Reproduce the material in full, unchanged.
— START AVAILABLE RECORDS —
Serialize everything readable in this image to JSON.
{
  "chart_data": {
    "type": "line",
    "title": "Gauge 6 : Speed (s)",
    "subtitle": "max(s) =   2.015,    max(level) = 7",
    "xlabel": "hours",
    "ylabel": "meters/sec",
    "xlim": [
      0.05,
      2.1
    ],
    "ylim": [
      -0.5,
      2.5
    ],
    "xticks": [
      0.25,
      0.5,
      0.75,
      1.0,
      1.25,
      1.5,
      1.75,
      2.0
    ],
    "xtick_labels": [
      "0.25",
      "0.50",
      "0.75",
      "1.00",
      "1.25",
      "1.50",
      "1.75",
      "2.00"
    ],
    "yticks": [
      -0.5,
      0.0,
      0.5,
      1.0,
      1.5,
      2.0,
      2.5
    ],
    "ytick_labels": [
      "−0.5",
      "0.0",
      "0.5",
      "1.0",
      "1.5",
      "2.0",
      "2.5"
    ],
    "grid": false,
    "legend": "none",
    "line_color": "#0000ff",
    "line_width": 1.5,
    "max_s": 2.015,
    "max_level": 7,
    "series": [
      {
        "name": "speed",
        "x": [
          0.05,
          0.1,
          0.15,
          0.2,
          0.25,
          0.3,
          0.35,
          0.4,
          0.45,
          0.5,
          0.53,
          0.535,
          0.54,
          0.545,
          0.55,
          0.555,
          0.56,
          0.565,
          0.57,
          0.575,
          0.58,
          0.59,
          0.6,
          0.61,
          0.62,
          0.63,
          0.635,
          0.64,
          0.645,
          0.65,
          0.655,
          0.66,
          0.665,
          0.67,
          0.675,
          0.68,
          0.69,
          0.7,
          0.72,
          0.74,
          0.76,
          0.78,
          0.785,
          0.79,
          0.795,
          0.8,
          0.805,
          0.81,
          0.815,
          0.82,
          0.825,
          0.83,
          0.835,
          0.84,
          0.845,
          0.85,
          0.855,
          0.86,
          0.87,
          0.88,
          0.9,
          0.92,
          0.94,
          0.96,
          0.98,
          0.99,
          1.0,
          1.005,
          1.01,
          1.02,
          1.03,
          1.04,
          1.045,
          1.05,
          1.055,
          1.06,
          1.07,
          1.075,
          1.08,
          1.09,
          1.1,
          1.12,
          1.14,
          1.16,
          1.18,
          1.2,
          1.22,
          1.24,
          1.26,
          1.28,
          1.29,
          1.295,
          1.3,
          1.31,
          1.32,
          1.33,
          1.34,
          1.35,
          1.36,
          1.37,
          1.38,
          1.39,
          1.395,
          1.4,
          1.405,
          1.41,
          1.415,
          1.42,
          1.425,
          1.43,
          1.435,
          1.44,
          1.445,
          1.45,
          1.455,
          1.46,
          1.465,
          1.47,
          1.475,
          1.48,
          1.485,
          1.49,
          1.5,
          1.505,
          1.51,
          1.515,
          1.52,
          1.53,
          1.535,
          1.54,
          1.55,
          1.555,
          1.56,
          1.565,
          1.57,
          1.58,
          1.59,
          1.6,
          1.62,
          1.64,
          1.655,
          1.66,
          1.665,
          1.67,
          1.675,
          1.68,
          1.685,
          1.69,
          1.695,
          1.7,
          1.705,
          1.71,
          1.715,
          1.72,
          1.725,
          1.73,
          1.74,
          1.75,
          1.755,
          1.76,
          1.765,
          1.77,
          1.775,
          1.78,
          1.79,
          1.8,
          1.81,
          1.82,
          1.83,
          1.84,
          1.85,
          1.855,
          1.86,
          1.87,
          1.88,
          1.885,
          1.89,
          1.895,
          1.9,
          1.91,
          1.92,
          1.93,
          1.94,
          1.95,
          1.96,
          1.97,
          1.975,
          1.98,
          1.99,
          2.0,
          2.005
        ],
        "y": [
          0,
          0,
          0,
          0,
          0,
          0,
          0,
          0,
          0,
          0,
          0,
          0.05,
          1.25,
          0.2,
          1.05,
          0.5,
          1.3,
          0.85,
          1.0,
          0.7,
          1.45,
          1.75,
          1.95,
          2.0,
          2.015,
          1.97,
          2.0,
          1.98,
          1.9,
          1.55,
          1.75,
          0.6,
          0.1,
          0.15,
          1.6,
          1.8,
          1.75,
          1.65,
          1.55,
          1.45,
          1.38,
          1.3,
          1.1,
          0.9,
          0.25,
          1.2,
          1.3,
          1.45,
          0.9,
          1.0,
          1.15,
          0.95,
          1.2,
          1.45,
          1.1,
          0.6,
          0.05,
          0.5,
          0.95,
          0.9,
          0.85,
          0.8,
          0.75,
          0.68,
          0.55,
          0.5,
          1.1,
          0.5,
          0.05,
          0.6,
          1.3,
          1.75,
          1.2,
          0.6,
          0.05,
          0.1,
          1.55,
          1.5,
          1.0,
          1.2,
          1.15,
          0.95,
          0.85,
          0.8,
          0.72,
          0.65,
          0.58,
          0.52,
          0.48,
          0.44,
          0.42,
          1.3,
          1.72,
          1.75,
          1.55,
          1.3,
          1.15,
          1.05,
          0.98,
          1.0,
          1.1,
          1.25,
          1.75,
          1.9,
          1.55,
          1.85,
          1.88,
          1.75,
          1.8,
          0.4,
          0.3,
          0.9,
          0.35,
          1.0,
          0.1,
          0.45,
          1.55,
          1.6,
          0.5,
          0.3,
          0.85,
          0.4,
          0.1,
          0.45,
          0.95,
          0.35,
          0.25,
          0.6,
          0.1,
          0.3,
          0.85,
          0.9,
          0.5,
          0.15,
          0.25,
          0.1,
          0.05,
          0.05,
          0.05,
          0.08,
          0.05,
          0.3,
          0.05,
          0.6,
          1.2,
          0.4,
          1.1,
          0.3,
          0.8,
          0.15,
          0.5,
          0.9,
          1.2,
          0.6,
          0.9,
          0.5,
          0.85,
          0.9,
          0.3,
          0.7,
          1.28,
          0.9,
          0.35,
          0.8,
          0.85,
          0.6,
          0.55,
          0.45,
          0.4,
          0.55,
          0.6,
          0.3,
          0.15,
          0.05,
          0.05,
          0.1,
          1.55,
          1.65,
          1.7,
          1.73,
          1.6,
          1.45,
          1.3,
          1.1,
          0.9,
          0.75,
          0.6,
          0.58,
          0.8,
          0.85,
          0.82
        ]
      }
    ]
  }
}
— END AVAILABLE RECORDS —
REPLY TO THE EXERCISE:
Serialize everything readable in this image to JSON.
{
  "chart_data": {
    "type": "line",
    "title": "Gauge 6 : Speed (s)",
    "subtitle": "max(s) =   2.015,    max(level) = 7",
    "xlabel": "hours",
    "ylabel": "meters/sec",
    "xlim": [
      0.05,
      2.1
    ],
    "ylim": [
      -0.5,
      2.5
    ],
    "xticks": [
      0.25,
      0.5,
      0.75,
      1.0,
      1.25,
      1.5,
      1.75,
      2.0
    ],
    "xtick_labels": [
      "0.25",
      "0.50",
      "0.75",
      "1.00",
      "1.25",
      "1.50",
      "1.75",
      "2.00"
    ],
    "yticks": [
      -0.5,
      0.0,
      0.5,
      1.0,
      1.5,
      2.0,
      2.5
    ],
    "ytick_labels": [
      "−0.5",
      "0.0",
      "0.5",
      "1.0",
      "1.5",
      "2.0",
      "2.5"
    ],
    "grid": false,
    "legend": "none",
    "line_color": "#0000ff",
    "line_width": 1.5,
    "max_s": 2.015,
    "max_level": 7,
    "series": [
      {
        "name": "speed",
        "x": [
          0.05,
          0.1,
          0.15,
          0.2,
          0.25,
          0.3,
          0.35,
          0.4,
          0.45,
          0.5,
          0.53,
          0.535,
          0.54,
          0.545,
          0.55,
          0.555,
          0.56,
          0.565,
          0.57,
          0.575,
          0.58,
          0.59,
          0.6,
          0.61,
          0.62,
          0.63,
          0.635,
          0.64,
          0.645,
          0.65,
          0.655,
          0.66,
          0.665,
          0.67,
          0.675,
          0.68,
          0.69,
          0.7,
          0.72,
          0.74,
          0.76,
          0.78,
          0.785,
          0.79,
          0.795,
          0.8,
          0.805,
          0.81,
          0.815,
          0.82,
          0.825,
          0.83,
          0.835,
          0.84,
          0.845,
          0.85,
          0.855,
          0.86,
          0.87,
          0.88,
          0.9,
          0.92,
          0.94,
          0.96,
          0.98,
          0.99,
          1.0,
          1.005,
          1.01,
          1.02,
          1.03,
          1.04,
          1.045,
          1.05,
          1.055,
          1.06,
          1.07,
          1.075,
          1.08,
          1.09,
          1.1,
          1.12,
          1.14,
          1.16,
          1.18,
          1.2,
          1.22,
          1.24,
          1.26,
          1.28,
          1.29,
          1.295,
          1.3,
          1.31,
          1.32,
          1.33,
          1.34,
          1.35,
          1.36,
          1.37,
          1.38,
          1.39,
          1.395,
          1.4,
          1.405,
          1.41,
          1.415,
          1.42,
          1.425,
          1.43,
          1.435,
          1.44,
          1.445,
          1.45,
          1.455,
          1.46,
          1.465,
          1.47,
          1.475,
          1.48,
          1.485,
          1.49,
          1.5,
          1.505,
          1.51,
          1.515,
          1.52,
          1.53,
          1.535,
          1.54,
          1.55,
          1.555,
          1.56,
          1.565,
          1.57,
          1.58,
          1.59,
          1.6,
          1.62,
          1.64,
          1.655,
          1.66,
          1.665,
          1.67,
          1.675,
          1.68,
          1.685,
          1.69,
          1.695,
          1.7,
          1.705,
          1.71,
          1.715,
          1.72,
          1.725,
          1.73,
          1.74,
          1.75,
          1.755,
          1.76,
          1.765,
          1.77,
          1.775,
          1.78,
          1.79,
          1.8,
          1.81,
          1.82,
          1.83,
          1.84,
          1.85,
          1.855,
          1.86,
          1.87,
          1.88,
          1.885,
          1.89,
          1.895,
          1.9,
          1.91,
          1.92,
          1.93,
          1.94,
          1.95,
          1.96,
          1.97,
          1.975,
          1.98,
          1.99,
          2.0,
          2.005
        ],
        "y": [
          0,
          0,
          0,
          0,
          0,
          0,
          0,
          0,
          0,
          0,
          0,
          0.05,
          1.25,
          0.2,
          1.05,
          0.5,
          1.3,
          0.85,
          1.0,
          0.7,
          1.45,
          1.75,
          1.95,
          2.0,
          2.015,
          1.97,
          2.0,
          1.98,
          1.9,
          1.55,
          1.75,
          0.6,
          0.1,
          0.15,
          1.6,
          1.8,
          1.75,
          1.65,
          1.55,
          1.45,
          1.38,
          1.3,
          1.1,
          0.9,
          0.25,
          1.2,
          1.3,
          1.45,
          0.9,
          1.0,
          1.15,
          0.95,
          1.2,
          1.45,
          1.1,
          0.6,
          0.05,
          0.5,
          0.95,
          0.9,
          0.85,
          0.8,
          0.75,
          0.68,
          0.55,
          0.5,
          1.1,
          0.5,
          0.05,
          0.6,
          1.3,
          1.75,
          1.2,
          0.6,
          0.05,
          0.1,
          1.55,
          1.5,
          1.0,
          1.2,
          1.15,
          0.95,
          0.85,
          0.8,
          0.72,
          0.65,
          0.58,
          0.52,
          0.48,
          0.44,
          0.42,
          1.3,
          1.72,
          1.75,
          1.55,
          1.3,
          1.15,
          1.05,
          0.98,
          1.0,
          1.1,
          1.25,
          1.75,
          1.9,
          1.55,
          1.85,
          1.88,
          1.75,
          1.8,
          0.4,
          0.3,
          0.9,
          0.35,
          1.0,
          0.1,
          0.45,
          1.55,
          1.6,
          0.5,
          0.3,
          0.85,
          0.4,
          0.1,
          0.45,
          0.95,
          0.35,
          0.25,
          0.6,
          0.1,
          0.3,
          0.85,
          0.9,
          0.5,
          0.15,
          0.25,
          0.1,
          0.05,
          0.05,
          0.05,
          0.08,
          0.05,
          0.3,
          0.05,
          0.6,
          1.2,
          0.4,
          1.1,
          0.3,
          0.8,
          0.15,
          0.5,
          0.9,
          1.2,
          0.6,
          0.9,
          0.5,
          0.85,
          0.9,
          0.3,
          0.7,
          1.28,
          0.9,
          0.35,
          0.8,
          0.85,
          0.6,
          0.55,
          0.45,
          0.4,
          0.55,
          0.6,
          0.3,
          0.15,
          0.05,
          0.05,
          0.1,
          1.55,
          1.65,
          1.7,
          1.73,
          1.6,
          1.45,
          1.3,
          1.1,
          0.9,
          0.75,
          0.6,
          0.58,
          0.8,
          0.85,
          0.82
        ]
      }
    ]
  }
}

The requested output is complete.